··· Pagina ···

Egitto in transizione: «Con le elezioni il tempo della rivoluzione è finito»
Elisa Pierandrei 1 December 2011

L’Egitto ha attraversato momenti molto difficili la settimana scorsa quando le incursioni violente delle forze della sicurezza che tentavano di sgomberare Piazza Tahrir, di nuovo occupata da un sit-in permanente, hanno provocato oltre 40 vittime e 1400 feriti. Per un po’ si è temuto, secondo quanto si leggeva su blog, Twitter e Facebook, che l’Egitto diventasse una nuova Siria.

Ma l’aperura delle urne lunedì 28 novembre, che ha dato il via alle prime legislative del dopo Mubarak, sembra aver portato una ventata di ottimismo, almeno fra gli abitanti del Cairo, insieme ad Alessandria e Port Said, fra le prime città a votare. Finora non si sono registrati scontri. Certo, la stampa locale (vedi l’indipendente Al Masry Al Youm) insiste già sul pericolo di risultati manipolati da brogli elettorali, ma i cittadini si sentono di essere chiamati a scegliere per la prima volta liberamente un candidato. Si guarda con soddisfazione all’evoluzione della situazione in Tunisia, mentre un rapporto recente diffuso dal Centro Sondaggi Gallup denuncia che la maggior parte degli egiziani crede che il protrarsi delle proteste nuoccia al Paese.

Il nuovo quotidiano indipendente egiziano Tahrir, nato dopo la rivoluzione di febbraio, apriva il 29 novembre, secondo giorno di voto, con un articolo dal titolo: “I sangue dei martiri illumina la strada verso la democrazia”. Sono circa 40 milioni gli egiziani chiamati alle urne per rinnovare le due camere del parlamento secondo un calendario che stabilisce diverse tornate elettorali distribuite lungo l’arco di 4 mesi. Cinque le coalizioni scese in campo: Alleanza Democratica, il principale partito della coalizione è Libertà e Giustizia, il braccio politico dei Fratelli Musulmani. Dell’Alleanza Democratica fanno parte anche movimenti laici come Al Ghad fondato nel 2005 da Ayman Nour; Blocco Egiziano che è stato costituito a giugno da una serie di movimenti laici; Terza Via, la coalizione intende collocarsi in una posizione intermedia tra l’Alleanza democratica e il Blocco egiziano laico; Coalizione Islamista, che raccoglie alcuni movimenti di orientamento salafita; Alleanza per la Prosecuzione della Rivoluzione, di cui fanno parte una serie di movimenti liberali, socialisti e islamisti moderati, che inizialmente avevano aderito al Blocco Egiziano.

··· Dati forniti ···

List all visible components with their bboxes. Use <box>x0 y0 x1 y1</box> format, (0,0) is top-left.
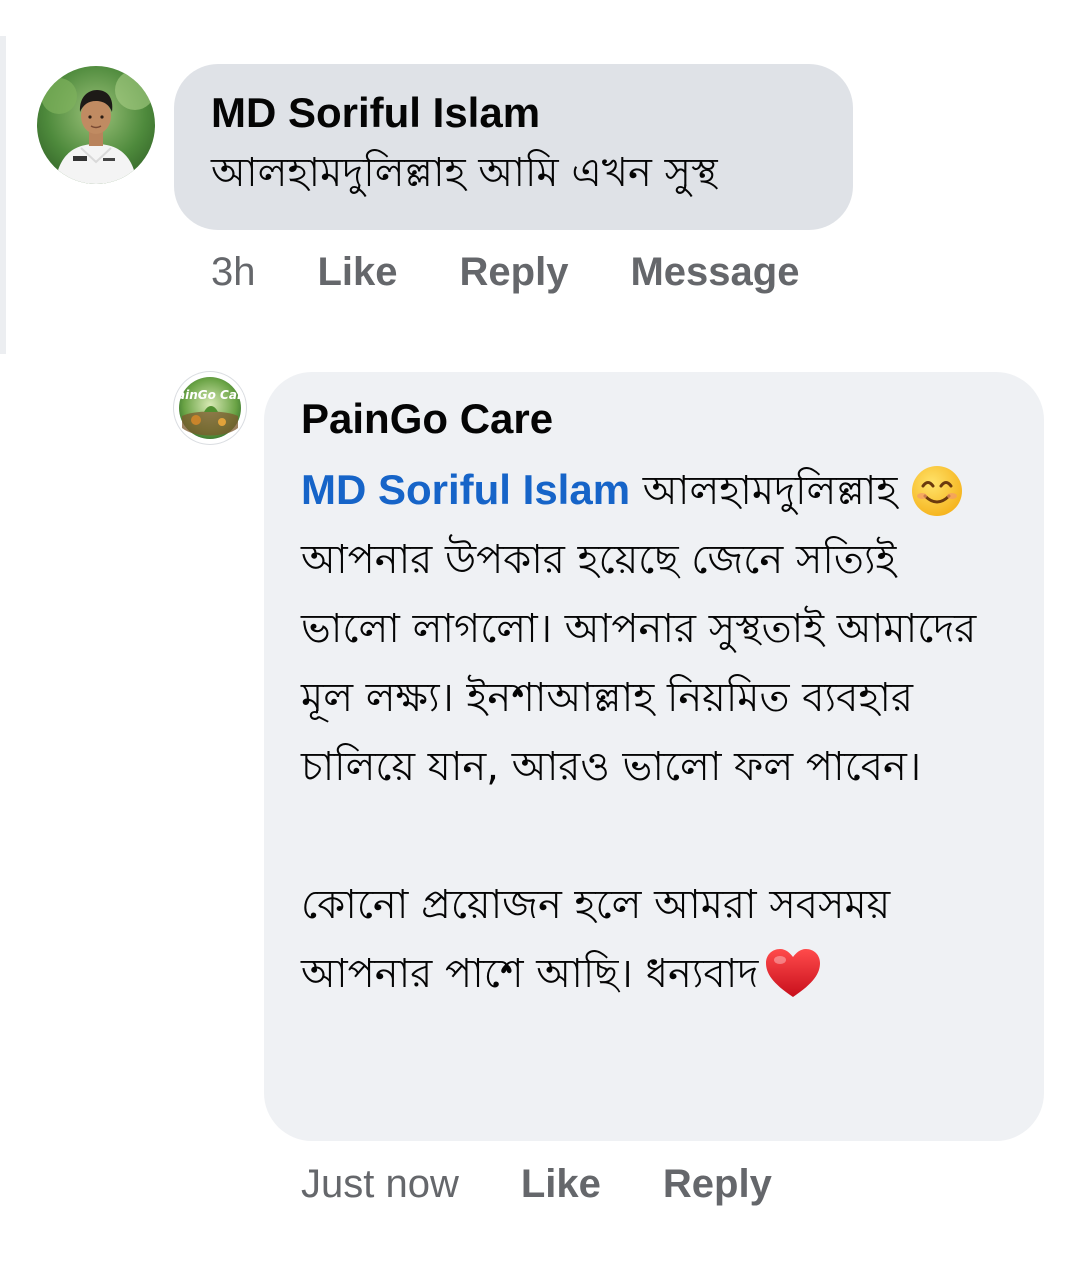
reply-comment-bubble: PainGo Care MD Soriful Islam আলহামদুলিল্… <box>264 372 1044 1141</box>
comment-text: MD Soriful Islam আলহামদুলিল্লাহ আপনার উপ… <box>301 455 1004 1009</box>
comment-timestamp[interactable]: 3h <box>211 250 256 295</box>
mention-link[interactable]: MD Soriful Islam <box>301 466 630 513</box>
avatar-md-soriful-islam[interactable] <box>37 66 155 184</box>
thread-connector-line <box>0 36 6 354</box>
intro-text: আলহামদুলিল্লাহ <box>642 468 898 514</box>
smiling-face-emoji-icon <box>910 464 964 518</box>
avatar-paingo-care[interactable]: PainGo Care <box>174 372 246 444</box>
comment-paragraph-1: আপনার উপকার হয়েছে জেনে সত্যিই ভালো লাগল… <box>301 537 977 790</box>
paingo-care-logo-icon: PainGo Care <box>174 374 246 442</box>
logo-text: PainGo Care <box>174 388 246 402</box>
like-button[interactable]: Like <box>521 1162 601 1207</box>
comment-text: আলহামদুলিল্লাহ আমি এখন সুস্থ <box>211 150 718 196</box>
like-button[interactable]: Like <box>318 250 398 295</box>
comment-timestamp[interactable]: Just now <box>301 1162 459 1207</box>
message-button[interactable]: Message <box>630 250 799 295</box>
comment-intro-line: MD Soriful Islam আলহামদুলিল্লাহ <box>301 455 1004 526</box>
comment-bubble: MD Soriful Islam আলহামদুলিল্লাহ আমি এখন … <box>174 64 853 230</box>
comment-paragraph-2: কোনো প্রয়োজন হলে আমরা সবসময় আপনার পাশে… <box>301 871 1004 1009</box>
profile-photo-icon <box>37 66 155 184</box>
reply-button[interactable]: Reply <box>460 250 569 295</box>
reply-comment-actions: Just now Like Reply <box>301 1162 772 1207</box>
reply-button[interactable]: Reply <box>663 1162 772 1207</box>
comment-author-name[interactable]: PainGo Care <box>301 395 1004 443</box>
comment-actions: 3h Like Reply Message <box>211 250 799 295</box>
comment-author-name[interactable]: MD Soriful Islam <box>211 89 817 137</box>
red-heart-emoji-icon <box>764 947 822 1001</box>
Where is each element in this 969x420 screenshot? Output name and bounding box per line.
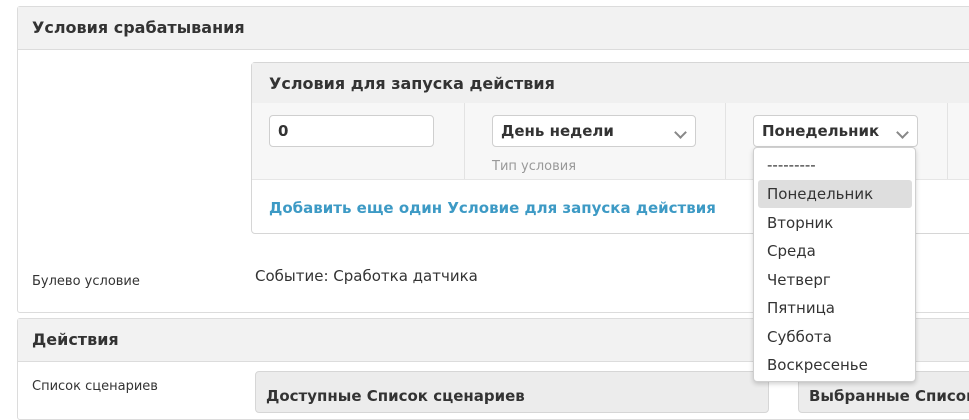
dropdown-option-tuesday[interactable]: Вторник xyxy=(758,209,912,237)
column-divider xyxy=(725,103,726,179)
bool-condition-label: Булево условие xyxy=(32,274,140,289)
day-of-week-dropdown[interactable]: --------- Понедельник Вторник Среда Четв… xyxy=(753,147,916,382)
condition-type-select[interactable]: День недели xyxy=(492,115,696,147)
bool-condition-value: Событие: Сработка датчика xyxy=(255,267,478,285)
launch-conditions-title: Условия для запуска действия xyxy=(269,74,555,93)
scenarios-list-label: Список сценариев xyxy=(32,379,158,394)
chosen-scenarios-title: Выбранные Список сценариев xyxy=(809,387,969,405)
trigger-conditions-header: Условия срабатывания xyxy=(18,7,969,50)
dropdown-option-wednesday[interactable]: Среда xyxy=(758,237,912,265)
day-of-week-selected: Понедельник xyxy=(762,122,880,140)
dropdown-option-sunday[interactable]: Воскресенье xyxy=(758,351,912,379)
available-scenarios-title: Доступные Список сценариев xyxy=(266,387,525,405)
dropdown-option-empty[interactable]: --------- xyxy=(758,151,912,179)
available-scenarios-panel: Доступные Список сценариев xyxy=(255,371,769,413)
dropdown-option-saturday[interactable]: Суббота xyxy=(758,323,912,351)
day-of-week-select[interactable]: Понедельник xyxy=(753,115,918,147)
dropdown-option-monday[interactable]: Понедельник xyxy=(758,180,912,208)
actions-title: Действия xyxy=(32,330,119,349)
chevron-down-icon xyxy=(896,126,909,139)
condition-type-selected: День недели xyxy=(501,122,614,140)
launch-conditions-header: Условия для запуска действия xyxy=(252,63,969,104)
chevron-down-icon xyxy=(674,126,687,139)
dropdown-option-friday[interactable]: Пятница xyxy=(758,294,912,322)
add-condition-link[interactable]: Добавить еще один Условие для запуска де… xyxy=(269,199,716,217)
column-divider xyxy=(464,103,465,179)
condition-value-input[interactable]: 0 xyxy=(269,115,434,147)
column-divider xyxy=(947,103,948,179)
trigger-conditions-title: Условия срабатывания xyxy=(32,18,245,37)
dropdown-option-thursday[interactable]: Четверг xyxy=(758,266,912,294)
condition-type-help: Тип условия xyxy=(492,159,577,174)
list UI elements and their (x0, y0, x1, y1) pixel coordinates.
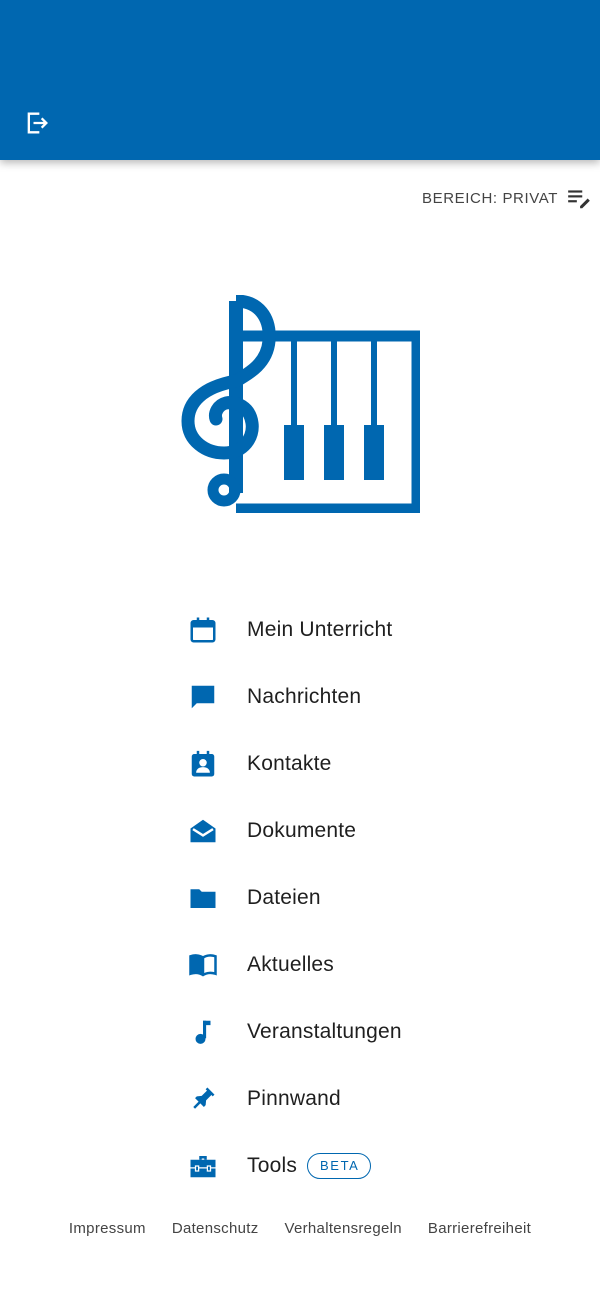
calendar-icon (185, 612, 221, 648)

···

**Compito**: Prosegui l'articolo sulle prime elezioni legislative egiziane dopo Mubarak, riprendendo subito dopo la sua ultima frase.

**Risultato**:
Per l’Egitto, il più popoloso dei paesi arabi, queste elezioni rappresentano un passaggio delicato verso la democrazia. Perché la rivoluzione del 25 gennaio non resti incompiuta. “Dalle ceneri dell’ex regime sono nati quasi 300 fra partiti e organizzazioni politiche. C’era da aspettarselo dopo 60 anni di oppressione politica e sociale”, osserva Firas Al Atraqchi, ex News Editor per Al Jazeera English Online che adesso insegna all’Università Americana del Cairo. Tuttavia, partiti laici e di sinistra sono scesi in campo tardi e la loro influenza su popolazione e forze al potere resta limitata. “Si sono organizzati in ritardo – dice l’esperto – non riuscendo così ad assolvere l’importante compito di esercitare pressioni sullo SCAF (Consiglio Supremo delle Forze Armate che sta traghettando il paese durante la transizione, ndr)”. Ruolo che invece è toccato ai giovani che, soffocati dalla mano pesante dei militari, hanno rioccupato Piazza Tahrir chiedendo l’uscita immediata dello SCAF dalla scena politica nazionale.

L’eccezione sono “i Fratelli Musulmani che (attraverso il loro braccio politico, il nuovo partito Libetà e Giustizia, ndr) hanno lavorato per continuare a rafforzare un’immagine, che di fatto sono impegnati a costruire da ben 80 anni”. Hanno aperto un nuovo sfavillante quartier generale a Mokattam lanciando una campagna di marketing e PR davvero aggressiva. Durante le festività islamiche hanno distribuito carne (che a causa dell’inflazione è diventata carissima) e sfamato i poveri.

Invece, molti egiziani negli scorsi giorni si lamentavano di non sapere per chi votare. Non sono stati informati abbastanza né dai media né dagli stessi partiti politici che dovrebbero invece rappresentarli. Alcuni hanno chiesto consiglio ai membri della propria famiglia. Altri ad amici. Altri ancora sono arrivati ai seggi e si sono rivolti ai rappresentanti dei partiti sul posto. Molti quelli dei Fratelli Musulmani che hanno allestito banchetti in cui si potevano ottenere informazioni sulla circoscrizione esatta di voto. “È assolutamente ridicolo che gli elettori egiziani vadano alle urne così disinformati – dice Al Atraqchi – Il tempo della rivoluzione è finito. Sono queste elezioni (boicottate da molti attivisti blogger che lanciarono la rivolta a febbraio, ndr) che ne hanno decretato la fine”.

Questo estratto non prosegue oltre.